• Given request
Omit all pictures, then retype the data exactly as given.
--- start of Given entries ---
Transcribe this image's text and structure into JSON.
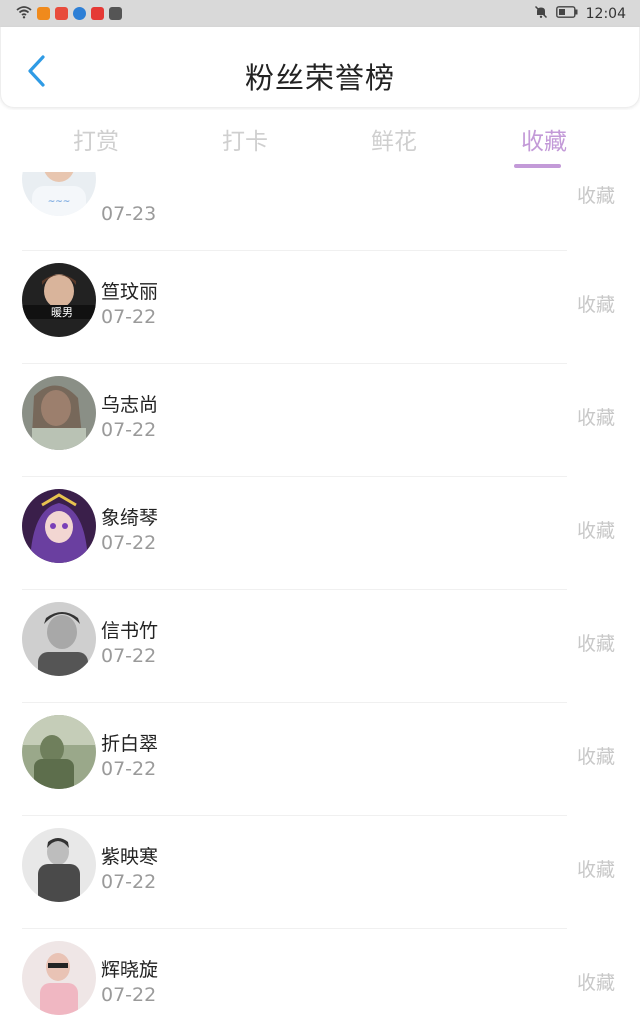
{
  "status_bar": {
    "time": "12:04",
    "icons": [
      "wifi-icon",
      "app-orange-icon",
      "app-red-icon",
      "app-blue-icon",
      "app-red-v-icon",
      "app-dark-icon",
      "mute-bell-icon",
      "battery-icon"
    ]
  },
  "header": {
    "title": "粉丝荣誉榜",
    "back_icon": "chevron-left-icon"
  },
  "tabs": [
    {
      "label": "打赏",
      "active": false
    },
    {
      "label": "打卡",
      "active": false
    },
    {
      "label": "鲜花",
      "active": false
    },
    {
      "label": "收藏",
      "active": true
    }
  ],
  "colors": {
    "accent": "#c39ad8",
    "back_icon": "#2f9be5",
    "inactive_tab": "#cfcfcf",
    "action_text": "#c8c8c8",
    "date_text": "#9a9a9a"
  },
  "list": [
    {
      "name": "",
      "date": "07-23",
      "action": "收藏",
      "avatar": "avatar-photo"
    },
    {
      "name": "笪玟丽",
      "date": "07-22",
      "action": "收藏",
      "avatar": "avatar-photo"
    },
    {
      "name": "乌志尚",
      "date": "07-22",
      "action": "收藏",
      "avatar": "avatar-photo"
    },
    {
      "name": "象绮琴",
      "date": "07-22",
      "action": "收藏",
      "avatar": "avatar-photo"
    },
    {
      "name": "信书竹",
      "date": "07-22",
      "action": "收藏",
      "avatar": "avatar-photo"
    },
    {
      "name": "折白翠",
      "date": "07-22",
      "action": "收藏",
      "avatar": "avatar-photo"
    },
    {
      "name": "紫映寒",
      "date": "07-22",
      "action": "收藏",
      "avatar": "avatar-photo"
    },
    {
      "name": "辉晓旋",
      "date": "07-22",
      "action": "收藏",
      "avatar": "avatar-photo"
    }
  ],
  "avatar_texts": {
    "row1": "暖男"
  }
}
--- end of Given entries ---
• Solution to the exercise
Transcribe this image's text and structure into JSON.
{
  "status_bar": {
    "time": "12:04",
    "icons": [
      "wifi-icon",
      "app-orange-icon",
      "app-red-icon",
      "app-blue-icon",
      "app-red-v-icon",
      "app-dark-icon",
      "mute-bell-icon",
      "battery-icon"
    ]
  },
  "header": {
    "title": "粉丝荣誉榜",
    "back_icon": "chevron-left-icon"
  },
  "tabs": [
    {
      "label": "打赏",
      "active": false
    },
    {
      "label": "打卡",
      "active": false
    },
    {
      "label": "鲜花",
      "active": false
    },
    {
      "label": "收藏",
      "active": true
    }
  ],
  "colors": {
    "accent": "#c39ad8",
    "back_icon": "#2f9be5",
    "inactive_tab": "#cfcfcf",
    "action_text": "#c8c8c8",
    "date_text": "#9a9a9a"
  },
  "list": [
    {
      "name": "",
      "date": "07-23",
      "action": "收藏",
      "avatar": "avatar-photo"
    },
    {
      "name": "笪玟丽",
      "date": "07-22",
      "action": "收藏",
      "avatar": "avatar-photo"
    },
    {
      "name": "乌志尚",
      "date": "07-22",
      "action": "收藏",
      "avatar": "avatar-photo"
    },
    {
      "name": "象绮琴",
      "date": "07-22",
      "action": "收藏",
      "avatar": "avatar-photo"
    },
    {
      "name": "信书竹",
      "date": "07-22",
      "action": "收藏",
      "avatar": "avatar-photo"
    },
    {
      "name": "折白翠",
      "date": "07-22",
      "action": "收藏",
      "avatar": "avatar-photo"
    },
    {
      "name": "紫映寒",
      "date": "07-22",
      "action": "收藏",
      "avatar": "avatar-photo"
    },
    {
      "name": "辉晓旋",
      "date": "07-22",
      "action": "收藏",
      "avatar": "avatar-photo"
    }
  ],
  "avatar_texts": {
    "row1": "暖男"
  }
}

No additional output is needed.